### WHAT IS BEING ASKED
Show all lines that include the string "this"; copy each one.

[Dataset records]
■ ■ ■ ■

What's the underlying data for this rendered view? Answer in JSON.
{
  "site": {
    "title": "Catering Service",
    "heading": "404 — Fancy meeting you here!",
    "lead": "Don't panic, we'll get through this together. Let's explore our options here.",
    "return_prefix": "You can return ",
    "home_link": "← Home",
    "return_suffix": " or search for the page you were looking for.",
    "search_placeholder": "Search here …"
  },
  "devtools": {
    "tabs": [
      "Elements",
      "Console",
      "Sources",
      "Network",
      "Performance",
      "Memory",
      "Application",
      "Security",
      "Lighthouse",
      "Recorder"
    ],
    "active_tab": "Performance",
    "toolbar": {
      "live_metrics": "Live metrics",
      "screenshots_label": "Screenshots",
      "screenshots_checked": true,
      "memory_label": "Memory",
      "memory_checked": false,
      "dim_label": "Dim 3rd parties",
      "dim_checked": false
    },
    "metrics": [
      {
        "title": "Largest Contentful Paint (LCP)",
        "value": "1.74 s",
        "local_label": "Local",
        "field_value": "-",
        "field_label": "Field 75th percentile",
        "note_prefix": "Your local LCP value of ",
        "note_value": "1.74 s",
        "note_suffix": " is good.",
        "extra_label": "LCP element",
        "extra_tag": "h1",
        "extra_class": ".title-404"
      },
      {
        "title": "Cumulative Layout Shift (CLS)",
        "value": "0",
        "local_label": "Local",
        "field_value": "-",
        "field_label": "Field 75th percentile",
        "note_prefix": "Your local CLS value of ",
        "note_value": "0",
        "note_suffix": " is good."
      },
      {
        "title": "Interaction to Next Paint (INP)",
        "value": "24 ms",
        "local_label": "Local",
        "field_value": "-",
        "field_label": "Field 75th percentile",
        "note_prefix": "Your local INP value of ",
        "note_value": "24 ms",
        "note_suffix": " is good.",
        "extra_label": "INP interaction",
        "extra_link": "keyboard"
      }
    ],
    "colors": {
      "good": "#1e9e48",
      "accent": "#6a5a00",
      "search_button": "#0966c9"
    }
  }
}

■ ■ ■ ■

### RESULT OF THE TASK
What's the underlying data for this rendered view? Answer in JSON.
    "lead": "Don't panic, we'll get through this together. Let's explore our options here.",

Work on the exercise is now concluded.